## Task instructions
Leave out the pictures, and quote exactly the lines running from the one with "Convert this screenshot" through the last line of the entries below.

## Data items
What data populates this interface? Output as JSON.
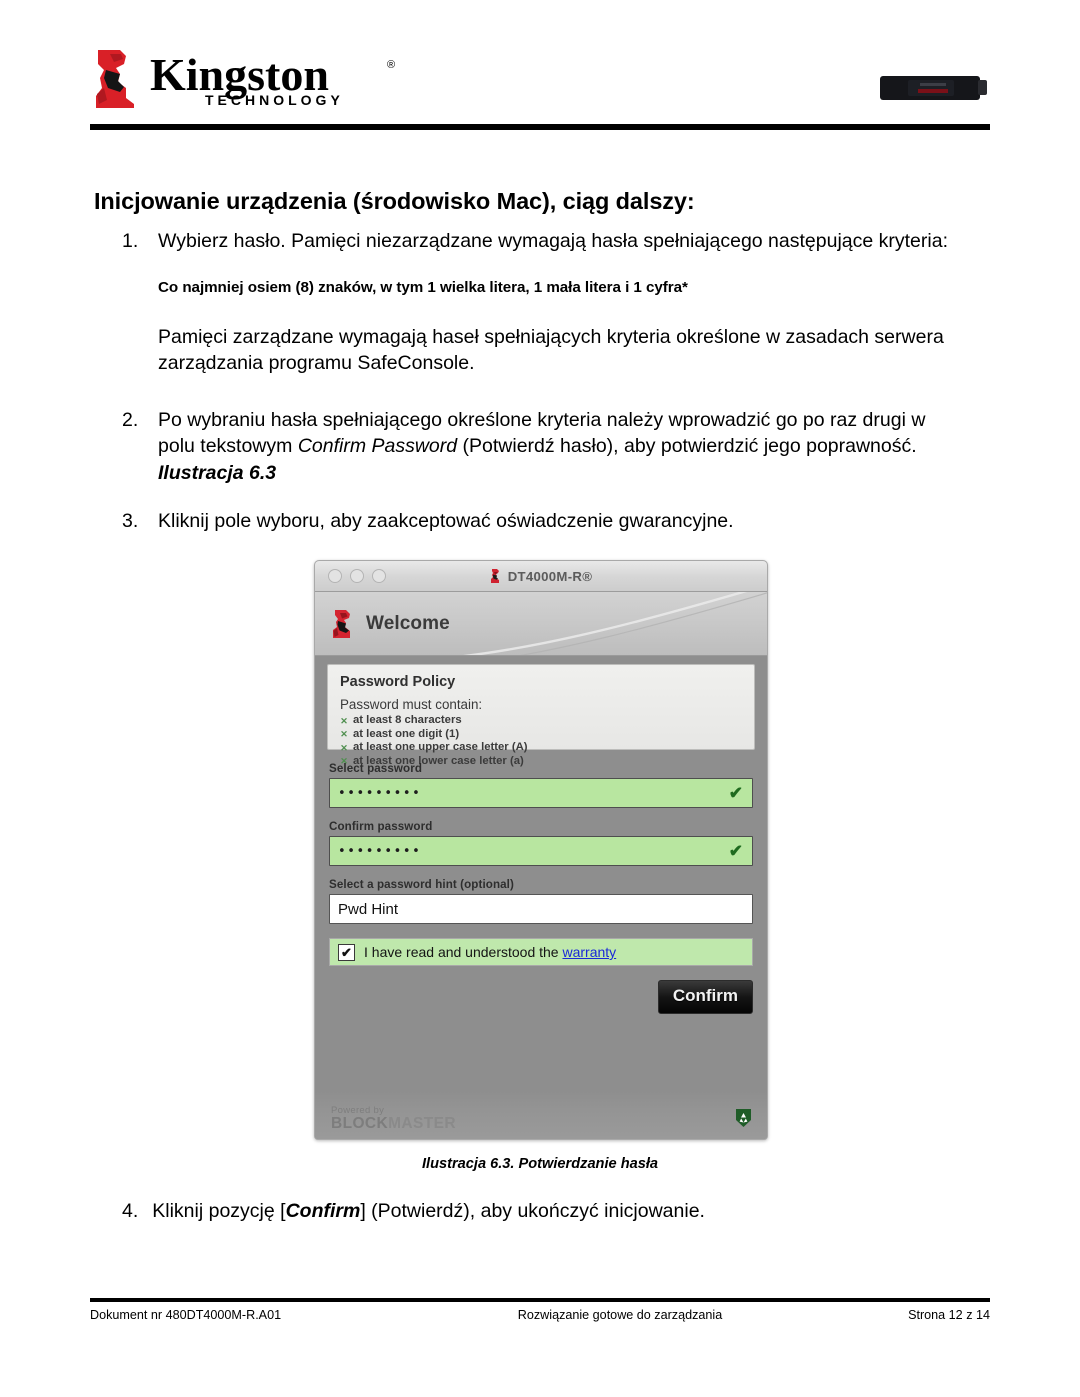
{
  "header": {
    "logo_brand": "Kingston",
    "logo_sub": "T E C H N O L O G Y",
    "logo_icon": "kingston-sphinx-icon",
    "product_image_label": "DataTraveler USB drive photo"
  },
  "title": "Inicjowanie urządzenia (środowisko Mac), ciąg dalszy:",
  "steps": [
    {
      "num": "1.",
      "text": "Wybierz hasło. Pamięci niezarządzane wymagają hasła spełniającego następujące kryteria:"
    },
    {
      "num": "2.",
      "text_pre": "Po wybraniu hasła spełniającego określone kryteria należy wprowadzić go po raz drugi w polu tekstowym ",
      "italic_term": "Confirm Password",
      "text_mid": " (Potwierdź hasło), aby potwierdzić jego poprawność. ",
      "bold_italic_ref": "Ilustracja 6.3"
    },
    {
      "num": "3.",
      "text": "Kliknij pole wyboru, aby zaakceptować oświadczenie gwarancyjne."
    },
    {
      "num": "4.",
      "text_pre": "Kliknij pozycję [",
      "bold_term": "Confirm",
      "text_post": "] (Potwierdź), aby ukończyć inicjowanie."
    }
  ],
  "criteria_line": "Co najmniej osiem (8) znaków, w tym 1 wielka litera, 1 mała litera i 1 cyfra*",
  "managed_note": "Pamięci zarządzane wymagają haseł spełniających kryteria określone w zasadach serwera zarządzania programu SafeConsole.",
  "figure": {
    "caption": "Ilustracja 6.3. Potwierdzanie hasła",
    "window": {
      "title": "DT4000M-R®",
      "title_icon": "kingston-sphinx-icon",
      "traffic_lights": [
        "close-light",
        "minimize-light",
        "zoom-light"
      ],
      "welcome_heading": "Welcome",
      "welcome_icon": "kingston-sphinx-icon",
      "policy": {
        "heading": "Password Policy",
        "subheading": "Password must contain:",
        "requirements": [
          "at least 8 characters",
          "at least one digit (1)",
          "at least one upper case letter (A)",
          "at least one lower case letter (a)"
        ],
        "marker_color": "#4f8f4f"
      },
      "select_password": {
        "label": "Select password",
        "value": "•••••••••",
        "valid_mark": "✔",
        "field_color": "#b8e6a0"
      },
      "confirm_password": {
        "label": "Confirm password",
        "value": "•••••••••",
        "valid_mark": "✔",
        "field_color": "#b8e6a0"
      },
      "password_hint": {
        "label": "Select a password hint (optional)",
        "value": "Pwd Hint",
        "field_color": "#ffffff"
      },
      "warranty": {
        "checkbox_mark": "✔",
        "text": "I have read and understood the ",
        "link": "warranty",
        "link_color": "#1a28d8",
        "row_color": "#bfe8ac"
      },
      "confirm_button": "Confirm",
      "powered_by": {
        "small": "Powered by",
        "brand_a": "BLOCK",
        "brand_b": "MASTER",
        "shield_icon": "blockmaster-shield-icon"
      }
    }
  },
  "footer": {
    "document_no": "Dokument nr 480DT4000M-R.A01",
    "center": "Rozwiązanie gotowe do zarządzania",
    "page": "Strona 12 z 14"
  }
}
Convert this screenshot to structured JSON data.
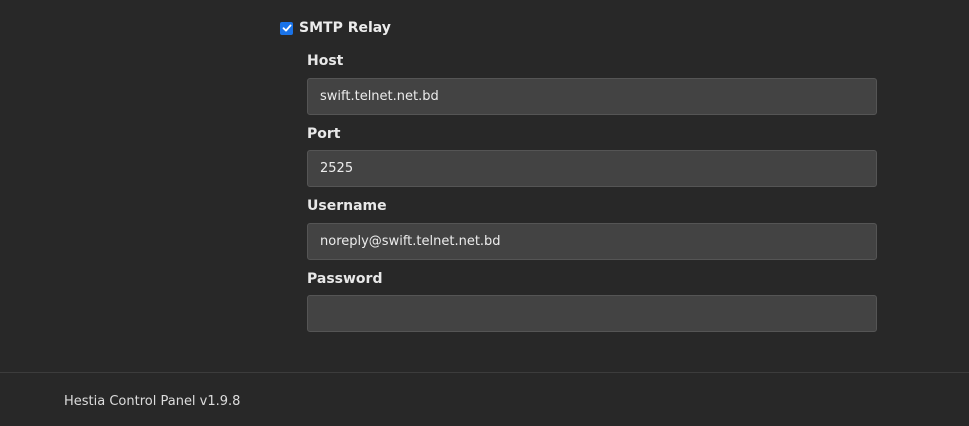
{
  "smtp_relay": {
    "label": "SMTP Relay",
    "checked": true
  },
  "fields": {
    "host": {
      "label": "Host",
      "value": "swift.telnet.net.bd"
    },
    "port": {
      "label": "Port",
      "value": "2525"
    },
    "username": {
      "label": "Username",
      "value": "noreply@swift.telnet.net.bd"
    },
    "password": {
      "label": "Password",
      "value": ""
    }
  },
  "footer": {
    "text": "Hestia Control Panel v1.9.8"
  },
  "colors": {
    "background": "#282828",
    "input_background": "#434343",
    "checkbox_accent": "#1a73e8"
  }
}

## Response to this task
Convert this screenshot to structured JSON data.
{
  "smtp_relay": {
    "label": "SMTP Relay",
    "checked": true
  },
  "fields": {
    "host": {
      "label": "Host",
      "value": "swift.telnet.net.bd"
    },
    "port": {
      "label": "Port",
      "value": "2525"
    },
    "username": {
      "label": "Username",
      "value": "noreply@swift.telnet.net.bd"
    },
    "password": {
      "label": "Password",
      "value": ""
    }
  },
  "footer": {
    "text": "Hestia Control Panel v1.9.8"
  },
  "colors": {
    "background": "#282828",
    "input_background": "#434343",
    "checkbox_accent": "#1a73e8"
  }
}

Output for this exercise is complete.